> **SOURCE DATA**:
* * * * *

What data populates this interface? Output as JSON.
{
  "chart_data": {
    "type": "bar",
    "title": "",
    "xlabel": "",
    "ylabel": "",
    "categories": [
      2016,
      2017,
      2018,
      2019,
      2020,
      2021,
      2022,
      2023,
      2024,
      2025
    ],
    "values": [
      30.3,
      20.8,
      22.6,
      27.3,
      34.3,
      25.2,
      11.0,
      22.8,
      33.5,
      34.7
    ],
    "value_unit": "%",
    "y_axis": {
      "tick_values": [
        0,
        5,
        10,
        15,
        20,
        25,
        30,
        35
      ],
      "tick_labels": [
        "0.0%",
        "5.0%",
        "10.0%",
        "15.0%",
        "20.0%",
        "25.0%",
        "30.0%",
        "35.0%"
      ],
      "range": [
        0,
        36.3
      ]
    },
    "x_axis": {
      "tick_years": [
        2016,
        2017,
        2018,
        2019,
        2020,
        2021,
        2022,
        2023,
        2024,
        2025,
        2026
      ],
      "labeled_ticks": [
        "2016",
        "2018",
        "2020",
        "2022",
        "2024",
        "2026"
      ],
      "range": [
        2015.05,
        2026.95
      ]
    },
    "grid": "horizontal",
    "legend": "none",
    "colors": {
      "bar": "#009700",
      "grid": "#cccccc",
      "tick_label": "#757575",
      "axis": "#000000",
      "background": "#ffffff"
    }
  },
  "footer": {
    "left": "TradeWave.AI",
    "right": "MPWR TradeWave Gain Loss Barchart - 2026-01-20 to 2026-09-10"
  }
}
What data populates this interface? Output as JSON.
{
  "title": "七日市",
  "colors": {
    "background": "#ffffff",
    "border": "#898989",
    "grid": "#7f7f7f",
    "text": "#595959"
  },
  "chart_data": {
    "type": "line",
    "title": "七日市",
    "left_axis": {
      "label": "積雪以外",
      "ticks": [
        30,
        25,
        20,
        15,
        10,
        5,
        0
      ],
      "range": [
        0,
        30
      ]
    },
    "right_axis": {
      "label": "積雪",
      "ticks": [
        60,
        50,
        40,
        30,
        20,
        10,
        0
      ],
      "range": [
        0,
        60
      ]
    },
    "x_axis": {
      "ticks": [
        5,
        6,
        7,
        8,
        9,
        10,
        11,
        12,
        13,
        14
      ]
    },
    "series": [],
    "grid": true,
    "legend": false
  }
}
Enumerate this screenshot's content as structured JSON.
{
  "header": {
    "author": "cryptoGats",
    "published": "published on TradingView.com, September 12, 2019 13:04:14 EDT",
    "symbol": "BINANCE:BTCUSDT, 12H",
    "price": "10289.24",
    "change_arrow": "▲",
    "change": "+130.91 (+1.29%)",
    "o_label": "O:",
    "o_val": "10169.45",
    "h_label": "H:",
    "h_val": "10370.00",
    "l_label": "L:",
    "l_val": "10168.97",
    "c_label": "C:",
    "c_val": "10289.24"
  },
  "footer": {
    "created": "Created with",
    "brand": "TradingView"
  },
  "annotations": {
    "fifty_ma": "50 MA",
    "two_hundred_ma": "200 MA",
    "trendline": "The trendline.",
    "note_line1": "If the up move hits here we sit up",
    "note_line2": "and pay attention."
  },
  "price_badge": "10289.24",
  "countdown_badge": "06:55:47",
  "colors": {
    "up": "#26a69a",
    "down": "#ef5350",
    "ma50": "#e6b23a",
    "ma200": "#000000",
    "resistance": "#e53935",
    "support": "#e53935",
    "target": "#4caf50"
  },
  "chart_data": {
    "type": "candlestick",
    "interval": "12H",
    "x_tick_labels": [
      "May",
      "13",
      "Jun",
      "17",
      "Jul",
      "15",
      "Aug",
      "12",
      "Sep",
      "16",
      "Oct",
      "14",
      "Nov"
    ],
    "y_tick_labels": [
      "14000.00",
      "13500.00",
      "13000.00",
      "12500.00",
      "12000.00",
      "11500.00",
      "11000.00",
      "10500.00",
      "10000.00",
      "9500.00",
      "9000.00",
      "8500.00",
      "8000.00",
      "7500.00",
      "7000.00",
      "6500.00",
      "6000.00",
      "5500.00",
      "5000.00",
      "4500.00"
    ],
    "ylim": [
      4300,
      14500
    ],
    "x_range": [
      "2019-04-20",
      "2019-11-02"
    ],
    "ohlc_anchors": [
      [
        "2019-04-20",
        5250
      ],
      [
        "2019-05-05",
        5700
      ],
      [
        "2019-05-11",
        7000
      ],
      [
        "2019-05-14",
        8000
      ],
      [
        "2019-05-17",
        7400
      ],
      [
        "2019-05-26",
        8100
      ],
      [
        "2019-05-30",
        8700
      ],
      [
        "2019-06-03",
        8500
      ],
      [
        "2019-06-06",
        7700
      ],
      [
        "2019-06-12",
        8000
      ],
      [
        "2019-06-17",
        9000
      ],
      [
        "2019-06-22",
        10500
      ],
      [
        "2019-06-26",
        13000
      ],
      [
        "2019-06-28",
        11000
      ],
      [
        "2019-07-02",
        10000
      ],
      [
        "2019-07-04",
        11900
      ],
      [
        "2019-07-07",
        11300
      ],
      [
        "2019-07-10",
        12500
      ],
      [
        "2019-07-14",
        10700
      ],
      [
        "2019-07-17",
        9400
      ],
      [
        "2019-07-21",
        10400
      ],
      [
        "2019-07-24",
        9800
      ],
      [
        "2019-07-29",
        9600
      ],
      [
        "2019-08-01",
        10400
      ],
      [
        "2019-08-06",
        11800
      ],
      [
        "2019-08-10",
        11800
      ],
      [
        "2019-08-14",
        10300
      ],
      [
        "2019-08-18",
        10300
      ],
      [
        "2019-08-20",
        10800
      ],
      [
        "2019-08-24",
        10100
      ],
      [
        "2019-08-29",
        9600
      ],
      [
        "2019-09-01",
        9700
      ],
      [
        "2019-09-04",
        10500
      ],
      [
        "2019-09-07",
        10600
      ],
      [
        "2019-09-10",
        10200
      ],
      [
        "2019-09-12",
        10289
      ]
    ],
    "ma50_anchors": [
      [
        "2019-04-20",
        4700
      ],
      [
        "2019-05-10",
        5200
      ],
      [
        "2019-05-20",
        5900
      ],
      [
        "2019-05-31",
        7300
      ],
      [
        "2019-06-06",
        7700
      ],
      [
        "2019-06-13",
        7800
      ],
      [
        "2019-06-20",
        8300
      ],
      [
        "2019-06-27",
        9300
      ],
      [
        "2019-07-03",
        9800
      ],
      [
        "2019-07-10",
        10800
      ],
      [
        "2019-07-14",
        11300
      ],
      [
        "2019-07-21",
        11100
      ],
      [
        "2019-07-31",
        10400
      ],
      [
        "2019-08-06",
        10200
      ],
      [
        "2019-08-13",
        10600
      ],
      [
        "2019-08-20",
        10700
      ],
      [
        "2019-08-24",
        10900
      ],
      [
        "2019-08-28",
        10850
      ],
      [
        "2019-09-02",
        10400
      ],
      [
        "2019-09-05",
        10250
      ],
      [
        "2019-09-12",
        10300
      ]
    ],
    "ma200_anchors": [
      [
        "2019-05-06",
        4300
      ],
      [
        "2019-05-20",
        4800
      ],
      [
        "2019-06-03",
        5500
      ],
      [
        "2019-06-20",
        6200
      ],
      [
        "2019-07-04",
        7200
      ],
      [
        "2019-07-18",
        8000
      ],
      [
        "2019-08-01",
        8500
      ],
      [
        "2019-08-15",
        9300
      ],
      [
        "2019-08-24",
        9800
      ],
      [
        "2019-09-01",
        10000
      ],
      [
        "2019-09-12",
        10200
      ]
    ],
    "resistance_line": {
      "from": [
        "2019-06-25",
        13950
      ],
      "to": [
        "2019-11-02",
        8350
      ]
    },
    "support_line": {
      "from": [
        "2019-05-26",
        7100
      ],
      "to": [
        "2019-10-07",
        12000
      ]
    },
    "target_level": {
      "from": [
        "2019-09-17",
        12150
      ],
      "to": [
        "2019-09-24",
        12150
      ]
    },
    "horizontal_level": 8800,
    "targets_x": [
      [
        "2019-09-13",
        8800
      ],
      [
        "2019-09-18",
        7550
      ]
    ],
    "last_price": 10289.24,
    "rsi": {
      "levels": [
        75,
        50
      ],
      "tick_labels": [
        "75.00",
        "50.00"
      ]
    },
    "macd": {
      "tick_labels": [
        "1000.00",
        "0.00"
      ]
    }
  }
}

* * * * *

> **PROBLEM DESCRIPTION**: Gather up the lines containing the word "type" from these records and copy them.

> **RESULT OF THIS EXERCISE**:
    "type": "bar",
    "type": "line",
    "type": "candlestick",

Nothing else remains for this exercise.